• [Task directions]: Scan the entries for the string "labels" and give the number of lines that have it, nothing further.

• [Data listing]:
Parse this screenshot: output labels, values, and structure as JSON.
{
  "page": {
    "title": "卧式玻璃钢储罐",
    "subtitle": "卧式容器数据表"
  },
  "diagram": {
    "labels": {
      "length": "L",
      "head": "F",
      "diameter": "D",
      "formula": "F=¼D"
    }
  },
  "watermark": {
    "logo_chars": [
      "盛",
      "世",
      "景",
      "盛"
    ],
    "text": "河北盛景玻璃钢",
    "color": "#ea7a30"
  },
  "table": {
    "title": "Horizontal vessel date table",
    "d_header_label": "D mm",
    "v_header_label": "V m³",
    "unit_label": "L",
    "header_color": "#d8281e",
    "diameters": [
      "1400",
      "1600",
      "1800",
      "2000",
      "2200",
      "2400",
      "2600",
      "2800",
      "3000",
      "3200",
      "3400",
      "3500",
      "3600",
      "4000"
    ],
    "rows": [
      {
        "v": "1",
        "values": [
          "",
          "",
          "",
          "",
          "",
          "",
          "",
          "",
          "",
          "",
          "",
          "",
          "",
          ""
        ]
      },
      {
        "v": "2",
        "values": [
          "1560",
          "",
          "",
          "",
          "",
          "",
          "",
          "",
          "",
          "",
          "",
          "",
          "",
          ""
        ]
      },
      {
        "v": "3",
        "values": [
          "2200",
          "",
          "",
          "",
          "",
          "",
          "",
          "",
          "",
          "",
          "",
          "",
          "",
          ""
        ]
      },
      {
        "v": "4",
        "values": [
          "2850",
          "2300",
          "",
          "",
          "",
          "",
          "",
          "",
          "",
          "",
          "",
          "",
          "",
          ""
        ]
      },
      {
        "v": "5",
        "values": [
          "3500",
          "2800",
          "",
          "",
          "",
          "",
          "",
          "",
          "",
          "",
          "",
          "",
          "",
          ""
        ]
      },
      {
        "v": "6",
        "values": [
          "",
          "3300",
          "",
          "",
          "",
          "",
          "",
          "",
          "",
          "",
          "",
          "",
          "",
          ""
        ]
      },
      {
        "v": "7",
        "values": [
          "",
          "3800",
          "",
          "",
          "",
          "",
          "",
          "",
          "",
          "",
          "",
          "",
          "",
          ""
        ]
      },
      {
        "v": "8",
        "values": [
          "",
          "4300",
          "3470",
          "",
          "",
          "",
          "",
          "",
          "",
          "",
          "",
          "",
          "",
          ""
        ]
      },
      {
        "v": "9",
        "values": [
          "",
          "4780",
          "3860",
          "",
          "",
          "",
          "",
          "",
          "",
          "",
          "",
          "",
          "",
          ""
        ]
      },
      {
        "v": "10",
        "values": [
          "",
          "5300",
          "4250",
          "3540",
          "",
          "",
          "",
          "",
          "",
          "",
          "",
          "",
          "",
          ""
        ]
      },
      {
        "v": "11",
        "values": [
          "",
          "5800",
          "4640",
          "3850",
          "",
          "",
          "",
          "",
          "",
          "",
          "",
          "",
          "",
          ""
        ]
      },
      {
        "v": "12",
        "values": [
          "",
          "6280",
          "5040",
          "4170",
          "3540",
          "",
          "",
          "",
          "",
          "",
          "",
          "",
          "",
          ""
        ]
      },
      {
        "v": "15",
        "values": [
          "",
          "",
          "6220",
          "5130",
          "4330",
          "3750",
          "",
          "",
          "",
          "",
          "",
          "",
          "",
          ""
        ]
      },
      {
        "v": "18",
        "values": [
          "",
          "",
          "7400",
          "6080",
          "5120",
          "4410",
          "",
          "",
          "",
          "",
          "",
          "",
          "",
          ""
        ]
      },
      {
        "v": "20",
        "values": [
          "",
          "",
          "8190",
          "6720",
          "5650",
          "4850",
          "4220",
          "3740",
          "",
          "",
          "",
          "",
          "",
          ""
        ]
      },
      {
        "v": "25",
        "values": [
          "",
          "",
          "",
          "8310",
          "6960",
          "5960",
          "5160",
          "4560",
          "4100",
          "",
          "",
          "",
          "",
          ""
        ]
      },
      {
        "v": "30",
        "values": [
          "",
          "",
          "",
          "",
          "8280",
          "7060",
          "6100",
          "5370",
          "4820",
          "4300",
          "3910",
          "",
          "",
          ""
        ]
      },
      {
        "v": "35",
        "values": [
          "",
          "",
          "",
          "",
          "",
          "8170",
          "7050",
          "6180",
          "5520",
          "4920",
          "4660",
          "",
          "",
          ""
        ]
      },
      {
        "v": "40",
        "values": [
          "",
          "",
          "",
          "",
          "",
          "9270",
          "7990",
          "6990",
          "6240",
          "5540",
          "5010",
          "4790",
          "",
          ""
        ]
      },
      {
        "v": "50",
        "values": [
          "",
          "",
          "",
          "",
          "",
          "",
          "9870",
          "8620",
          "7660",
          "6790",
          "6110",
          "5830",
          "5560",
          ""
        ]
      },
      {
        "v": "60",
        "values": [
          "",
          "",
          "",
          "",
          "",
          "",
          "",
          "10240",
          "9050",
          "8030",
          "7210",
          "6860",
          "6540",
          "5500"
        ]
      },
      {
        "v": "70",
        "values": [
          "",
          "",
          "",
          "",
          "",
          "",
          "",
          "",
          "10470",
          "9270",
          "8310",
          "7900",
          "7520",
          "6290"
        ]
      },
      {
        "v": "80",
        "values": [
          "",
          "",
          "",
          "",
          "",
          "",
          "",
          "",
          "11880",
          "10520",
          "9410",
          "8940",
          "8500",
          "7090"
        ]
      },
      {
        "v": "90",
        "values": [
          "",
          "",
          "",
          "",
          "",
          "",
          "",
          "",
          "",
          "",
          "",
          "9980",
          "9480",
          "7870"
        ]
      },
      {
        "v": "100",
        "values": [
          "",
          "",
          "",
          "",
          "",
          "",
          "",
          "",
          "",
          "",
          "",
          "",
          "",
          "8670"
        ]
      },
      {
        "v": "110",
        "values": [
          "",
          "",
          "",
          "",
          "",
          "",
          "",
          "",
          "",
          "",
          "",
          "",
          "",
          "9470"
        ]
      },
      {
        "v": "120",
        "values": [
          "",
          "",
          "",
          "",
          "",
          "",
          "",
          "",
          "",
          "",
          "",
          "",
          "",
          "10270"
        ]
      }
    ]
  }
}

• [Answer to the task]: 2